Records for this exercise:
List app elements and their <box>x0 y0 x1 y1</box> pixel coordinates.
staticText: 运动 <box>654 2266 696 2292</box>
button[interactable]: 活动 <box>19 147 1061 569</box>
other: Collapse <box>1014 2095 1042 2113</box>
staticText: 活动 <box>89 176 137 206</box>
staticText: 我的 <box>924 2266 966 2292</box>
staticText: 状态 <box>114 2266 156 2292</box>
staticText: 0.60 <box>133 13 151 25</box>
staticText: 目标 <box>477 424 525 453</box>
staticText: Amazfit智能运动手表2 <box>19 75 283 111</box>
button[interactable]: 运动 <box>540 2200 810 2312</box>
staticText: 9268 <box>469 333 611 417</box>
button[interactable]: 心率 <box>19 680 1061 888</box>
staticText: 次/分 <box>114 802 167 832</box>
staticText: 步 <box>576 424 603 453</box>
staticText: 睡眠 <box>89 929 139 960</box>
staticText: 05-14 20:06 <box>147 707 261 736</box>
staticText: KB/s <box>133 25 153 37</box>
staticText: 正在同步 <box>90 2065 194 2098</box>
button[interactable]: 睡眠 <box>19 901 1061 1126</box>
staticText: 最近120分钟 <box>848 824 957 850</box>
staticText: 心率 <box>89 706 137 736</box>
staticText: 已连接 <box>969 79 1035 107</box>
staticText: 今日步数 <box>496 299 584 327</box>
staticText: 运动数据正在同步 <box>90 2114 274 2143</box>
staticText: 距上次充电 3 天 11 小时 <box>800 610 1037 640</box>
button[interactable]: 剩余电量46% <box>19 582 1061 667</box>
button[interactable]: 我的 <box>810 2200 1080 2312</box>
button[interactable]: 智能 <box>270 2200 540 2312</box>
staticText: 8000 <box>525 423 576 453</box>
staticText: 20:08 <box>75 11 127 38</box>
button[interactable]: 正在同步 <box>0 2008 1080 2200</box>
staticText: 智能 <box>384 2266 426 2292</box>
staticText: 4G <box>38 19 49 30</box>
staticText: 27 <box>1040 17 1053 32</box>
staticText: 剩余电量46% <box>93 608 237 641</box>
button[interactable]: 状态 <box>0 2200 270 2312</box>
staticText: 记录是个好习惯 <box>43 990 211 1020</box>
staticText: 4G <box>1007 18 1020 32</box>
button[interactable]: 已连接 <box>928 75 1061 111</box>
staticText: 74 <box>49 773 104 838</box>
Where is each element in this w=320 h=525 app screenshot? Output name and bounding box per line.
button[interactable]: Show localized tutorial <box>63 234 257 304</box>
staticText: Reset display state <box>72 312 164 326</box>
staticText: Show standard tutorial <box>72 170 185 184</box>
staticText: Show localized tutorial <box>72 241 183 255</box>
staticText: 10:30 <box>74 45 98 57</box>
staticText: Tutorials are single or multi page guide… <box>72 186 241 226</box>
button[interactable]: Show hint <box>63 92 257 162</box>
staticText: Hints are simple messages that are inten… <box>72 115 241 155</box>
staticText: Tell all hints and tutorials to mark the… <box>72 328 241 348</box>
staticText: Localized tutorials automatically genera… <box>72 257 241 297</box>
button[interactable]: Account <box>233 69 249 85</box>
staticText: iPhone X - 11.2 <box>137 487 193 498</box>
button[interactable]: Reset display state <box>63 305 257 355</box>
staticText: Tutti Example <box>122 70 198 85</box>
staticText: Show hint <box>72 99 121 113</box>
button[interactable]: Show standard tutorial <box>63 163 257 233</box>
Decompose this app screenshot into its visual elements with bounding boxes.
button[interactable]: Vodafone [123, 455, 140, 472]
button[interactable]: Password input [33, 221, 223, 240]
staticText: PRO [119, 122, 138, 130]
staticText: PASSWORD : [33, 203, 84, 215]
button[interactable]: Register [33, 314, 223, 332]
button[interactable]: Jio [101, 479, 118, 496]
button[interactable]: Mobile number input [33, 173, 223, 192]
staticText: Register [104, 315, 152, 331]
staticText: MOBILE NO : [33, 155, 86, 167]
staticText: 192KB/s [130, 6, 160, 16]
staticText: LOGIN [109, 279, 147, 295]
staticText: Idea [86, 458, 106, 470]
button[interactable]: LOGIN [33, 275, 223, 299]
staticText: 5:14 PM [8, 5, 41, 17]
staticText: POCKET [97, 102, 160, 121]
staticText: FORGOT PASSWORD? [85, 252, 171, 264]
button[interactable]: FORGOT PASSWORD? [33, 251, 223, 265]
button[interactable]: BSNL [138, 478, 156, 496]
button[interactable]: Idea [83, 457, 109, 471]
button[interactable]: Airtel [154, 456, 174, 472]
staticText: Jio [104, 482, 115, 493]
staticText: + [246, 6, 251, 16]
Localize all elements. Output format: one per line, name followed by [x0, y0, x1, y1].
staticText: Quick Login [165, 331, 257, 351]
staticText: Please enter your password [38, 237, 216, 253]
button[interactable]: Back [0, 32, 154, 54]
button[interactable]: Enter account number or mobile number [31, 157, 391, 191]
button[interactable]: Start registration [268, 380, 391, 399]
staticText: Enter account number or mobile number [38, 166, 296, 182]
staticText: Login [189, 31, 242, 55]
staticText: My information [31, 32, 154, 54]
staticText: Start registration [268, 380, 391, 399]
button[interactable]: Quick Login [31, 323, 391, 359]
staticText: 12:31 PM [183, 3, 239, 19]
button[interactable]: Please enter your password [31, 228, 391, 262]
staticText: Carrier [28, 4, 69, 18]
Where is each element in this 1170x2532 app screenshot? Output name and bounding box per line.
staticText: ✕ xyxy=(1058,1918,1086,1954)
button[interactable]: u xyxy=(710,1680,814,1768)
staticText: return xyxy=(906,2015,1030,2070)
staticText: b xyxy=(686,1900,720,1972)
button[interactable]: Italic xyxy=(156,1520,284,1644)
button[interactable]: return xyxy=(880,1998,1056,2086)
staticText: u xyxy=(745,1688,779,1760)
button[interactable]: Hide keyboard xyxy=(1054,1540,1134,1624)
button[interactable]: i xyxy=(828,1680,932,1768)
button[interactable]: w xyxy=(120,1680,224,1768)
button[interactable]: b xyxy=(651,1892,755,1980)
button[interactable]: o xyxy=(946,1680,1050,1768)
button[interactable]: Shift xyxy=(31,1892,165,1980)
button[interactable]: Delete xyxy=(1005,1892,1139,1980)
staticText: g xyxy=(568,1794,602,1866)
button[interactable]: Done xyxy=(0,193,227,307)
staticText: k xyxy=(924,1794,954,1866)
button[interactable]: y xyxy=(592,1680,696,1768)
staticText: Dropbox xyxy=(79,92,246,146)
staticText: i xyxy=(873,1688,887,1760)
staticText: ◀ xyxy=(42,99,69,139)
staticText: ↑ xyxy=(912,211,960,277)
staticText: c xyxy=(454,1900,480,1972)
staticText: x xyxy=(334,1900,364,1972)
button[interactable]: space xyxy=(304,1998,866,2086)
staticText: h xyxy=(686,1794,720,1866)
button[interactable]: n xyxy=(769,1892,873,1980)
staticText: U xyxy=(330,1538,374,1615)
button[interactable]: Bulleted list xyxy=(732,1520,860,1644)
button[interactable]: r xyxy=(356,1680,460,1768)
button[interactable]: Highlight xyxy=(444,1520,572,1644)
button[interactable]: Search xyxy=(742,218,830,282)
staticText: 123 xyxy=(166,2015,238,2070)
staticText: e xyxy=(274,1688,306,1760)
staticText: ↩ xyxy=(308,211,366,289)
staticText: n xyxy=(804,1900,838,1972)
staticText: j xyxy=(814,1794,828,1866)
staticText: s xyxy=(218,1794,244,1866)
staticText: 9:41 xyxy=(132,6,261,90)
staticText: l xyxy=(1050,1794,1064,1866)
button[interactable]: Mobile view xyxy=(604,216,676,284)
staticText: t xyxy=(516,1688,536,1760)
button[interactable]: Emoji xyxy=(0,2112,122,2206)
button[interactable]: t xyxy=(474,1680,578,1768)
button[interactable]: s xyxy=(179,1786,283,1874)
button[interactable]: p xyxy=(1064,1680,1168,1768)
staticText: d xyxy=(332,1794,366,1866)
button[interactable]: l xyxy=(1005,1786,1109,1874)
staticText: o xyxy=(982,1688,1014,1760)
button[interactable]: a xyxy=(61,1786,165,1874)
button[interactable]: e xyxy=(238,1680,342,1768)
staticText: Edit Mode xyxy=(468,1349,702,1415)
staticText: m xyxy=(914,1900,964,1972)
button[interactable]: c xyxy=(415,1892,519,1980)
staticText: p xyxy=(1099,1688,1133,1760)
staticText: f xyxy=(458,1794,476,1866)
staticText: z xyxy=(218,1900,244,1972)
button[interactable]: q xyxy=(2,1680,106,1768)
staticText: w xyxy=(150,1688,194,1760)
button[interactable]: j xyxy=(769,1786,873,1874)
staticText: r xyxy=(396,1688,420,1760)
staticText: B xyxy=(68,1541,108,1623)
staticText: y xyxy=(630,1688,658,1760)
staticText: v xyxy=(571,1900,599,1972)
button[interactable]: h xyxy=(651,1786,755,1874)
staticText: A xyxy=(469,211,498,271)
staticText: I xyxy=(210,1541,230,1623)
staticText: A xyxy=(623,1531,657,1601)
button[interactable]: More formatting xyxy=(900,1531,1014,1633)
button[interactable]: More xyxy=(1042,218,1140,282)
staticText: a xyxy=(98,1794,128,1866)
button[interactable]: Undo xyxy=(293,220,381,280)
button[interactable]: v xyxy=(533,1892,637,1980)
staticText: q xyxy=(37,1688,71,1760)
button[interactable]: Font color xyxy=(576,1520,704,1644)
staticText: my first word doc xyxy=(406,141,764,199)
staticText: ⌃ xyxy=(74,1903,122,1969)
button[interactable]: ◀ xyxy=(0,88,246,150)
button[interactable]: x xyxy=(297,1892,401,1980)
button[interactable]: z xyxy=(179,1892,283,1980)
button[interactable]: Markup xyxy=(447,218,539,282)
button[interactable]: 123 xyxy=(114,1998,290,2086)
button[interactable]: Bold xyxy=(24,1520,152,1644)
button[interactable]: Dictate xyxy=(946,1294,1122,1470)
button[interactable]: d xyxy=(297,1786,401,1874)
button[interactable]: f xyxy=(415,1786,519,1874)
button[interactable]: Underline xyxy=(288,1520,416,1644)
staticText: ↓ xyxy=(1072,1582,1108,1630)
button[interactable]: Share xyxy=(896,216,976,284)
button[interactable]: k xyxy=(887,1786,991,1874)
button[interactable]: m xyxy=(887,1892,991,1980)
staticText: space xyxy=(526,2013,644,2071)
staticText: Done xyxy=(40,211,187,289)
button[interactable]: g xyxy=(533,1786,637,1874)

Work to complete:
Print the listing above verbatim, from its first line through the line containing "staticText: Amazfit智能运动手表2 <box>19", both included.

Final result:
List app elements and their <box>x0 y0 x1 y1</box> pixel coordinates.
staticText: 运动 <box>654 2266 696 2292</box>
button[interactable]: 活动 <box>19 147 1061 569</box>
other: Collapse <box>1014 2095 1042 2113</box>
staticText: 活动 <box>89 176 137 206</box>
staticText: 我的 <box>924 2266 966 2292</box>
staticText: 状态 <box>114 2266 156 2292</box>
staticText: 0.60 <box>133 13 151 25</box>
staticText: 目标 <box>477 424 525 453</box>
staticText: Amazfit智能运动手表2 <box>19 75 283 111</box>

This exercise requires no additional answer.